* Begin RECORDS SUPPLIED *

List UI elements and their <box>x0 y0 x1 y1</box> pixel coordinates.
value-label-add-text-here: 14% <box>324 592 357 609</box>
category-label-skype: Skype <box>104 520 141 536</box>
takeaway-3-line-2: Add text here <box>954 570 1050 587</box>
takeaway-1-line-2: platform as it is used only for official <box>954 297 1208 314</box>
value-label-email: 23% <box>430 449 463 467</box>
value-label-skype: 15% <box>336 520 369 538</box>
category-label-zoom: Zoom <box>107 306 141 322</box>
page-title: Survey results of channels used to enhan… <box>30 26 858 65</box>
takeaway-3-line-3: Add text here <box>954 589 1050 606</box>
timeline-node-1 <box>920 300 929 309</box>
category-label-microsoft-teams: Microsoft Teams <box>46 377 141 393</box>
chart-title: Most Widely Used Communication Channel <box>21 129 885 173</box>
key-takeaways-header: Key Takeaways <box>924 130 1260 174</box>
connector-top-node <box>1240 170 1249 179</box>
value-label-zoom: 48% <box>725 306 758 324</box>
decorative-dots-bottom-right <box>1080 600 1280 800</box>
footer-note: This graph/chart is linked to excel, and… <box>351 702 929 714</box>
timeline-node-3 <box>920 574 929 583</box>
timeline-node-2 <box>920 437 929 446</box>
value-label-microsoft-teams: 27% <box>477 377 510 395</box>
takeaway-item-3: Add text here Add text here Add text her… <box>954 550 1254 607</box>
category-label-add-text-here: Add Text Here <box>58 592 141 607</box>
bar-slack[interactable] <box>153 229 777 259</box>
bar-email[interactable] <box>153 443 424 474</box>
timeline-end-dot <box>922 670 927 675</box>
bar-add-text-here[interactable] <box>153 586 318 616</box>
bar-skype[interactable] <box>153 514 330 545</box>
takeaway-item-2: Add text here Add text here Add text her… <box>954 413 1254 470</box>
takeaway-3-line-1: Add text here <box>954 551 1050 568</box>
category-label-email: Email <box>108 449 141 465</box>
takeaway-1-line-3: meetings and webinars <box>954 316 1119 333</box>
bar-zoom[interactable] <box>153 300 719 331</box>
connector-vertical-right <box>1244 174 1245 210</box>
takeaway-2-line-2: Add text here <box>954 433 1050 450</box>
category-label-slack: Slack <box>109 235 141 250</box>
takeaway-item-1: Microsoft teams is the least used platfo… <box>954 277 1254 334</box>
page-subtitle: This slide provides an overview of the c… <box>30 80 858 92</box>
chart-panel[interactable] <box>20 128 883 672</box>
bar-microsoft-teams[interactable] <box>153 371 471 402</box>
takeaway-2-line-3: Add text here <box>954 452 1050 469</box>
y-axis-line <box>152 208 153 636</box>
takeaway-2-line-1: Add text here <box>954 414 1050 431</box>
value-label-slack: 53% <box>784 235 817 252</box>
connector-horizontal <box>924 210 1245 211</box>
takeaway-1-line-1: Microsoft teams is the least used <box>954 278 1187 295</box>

* End RECORDS SUPPLIED *

_DIRECTIONS FOR THIS TASK_. Write out the listing above word for word, starting at its first line and stopping after the line that contains "page-subtitle: This slide".

_OUTPUT OF THE TASK_.
List UI elements and their <box>x0 y0 x1 y1</box> pixel coordinates.
value-label-add-text-here: 14% <box>324 592 357 609</box>
category-label-skype: Skype <box>104 520 141 536</box>
takeaway-3-line-2: Add text here <box>954 570 1050 587</box>
takeaway-1-line-2: platform as it is used only for official <box>954 297 1208 314</box>
value-label-email: 23% <box>430 449 463 467</box>
value-label-skype: 15% <box>336 520 369 538</box>
category-label-zoom: Zoom <box>107 306 141 322</box>
page-title: Survey results of channels used to enhan… <box>30 26 858 65</box>
takeaway-3-line-3: Add text here <box>954 589 1050 606</box>
timeline-node-1 <box>920 300 929 309</box>
category-label-microsoft-teams: Microsoft Teams <box>46 377 141 393</box>
chart-title: Most Widely Used Communication Channel <box>21 129 885 173</box>
key-takeaways-header: Key Takeaways <box>924 130 1260 174</box>
connector-top-node <box>1240 170 1249 179</box>
value-label-zoom: 48% <box>725 306 758 324</box>
decorative-dots-bottom-right <box>1080 600 1280 800</box>
footer-note: This graph/chart is linked to excel, and… <box>351 702 929 714</box>
timeline-node-3 <box>920 574 929 583</box>
timeline-node-2 <box>920 437 929 446</box>
value-label-microsoft-teams: 27% <box>477 377 510 395</box>
takeaway-item-3: Add text here Add text here Add text her… <box>954 550 1254 607</box>
category-label-add-text-here: Add Text Here <box>58 592 141 607</box>
bar-slack[interactable] <box>153 229 777 259</box>
bar-email[interactable] <box>153 443 424 474</box>
timeline-end-dot <box>922 670 927 675</box>
bar-add-text-here[interactable] <box>153 586 318 616</box>
bar-skype[interactable] <box>153 514 330 545</box>
takeaway-item-2: Add text here Add text here Add text her… <box>954 413 1254 470</box>
takeaway-3-line-1: Add text here <box>954 551 1050 568</box>
category-label-email: Email <box>108 449 141 465</box>
takeaway-1-line-3: meetings and webinars <box>954 316 1119 333</box>
bar-zoom[interactable] <box>153 300 719 331</box>
connector-vertical-right <box>1244 174 1245 210</box>
takeaway-2-line-2: Add text here <box>954 433 1050 450</box>
category-label-slack: Slack <box>109 235 141 250</box>
takeaway-item-1: Microsoft teams is the least used platfo… <box>954 277 1254 334</box>
page-subtitle: This slide provides an overview of the c… <box>30 80 858 92</box>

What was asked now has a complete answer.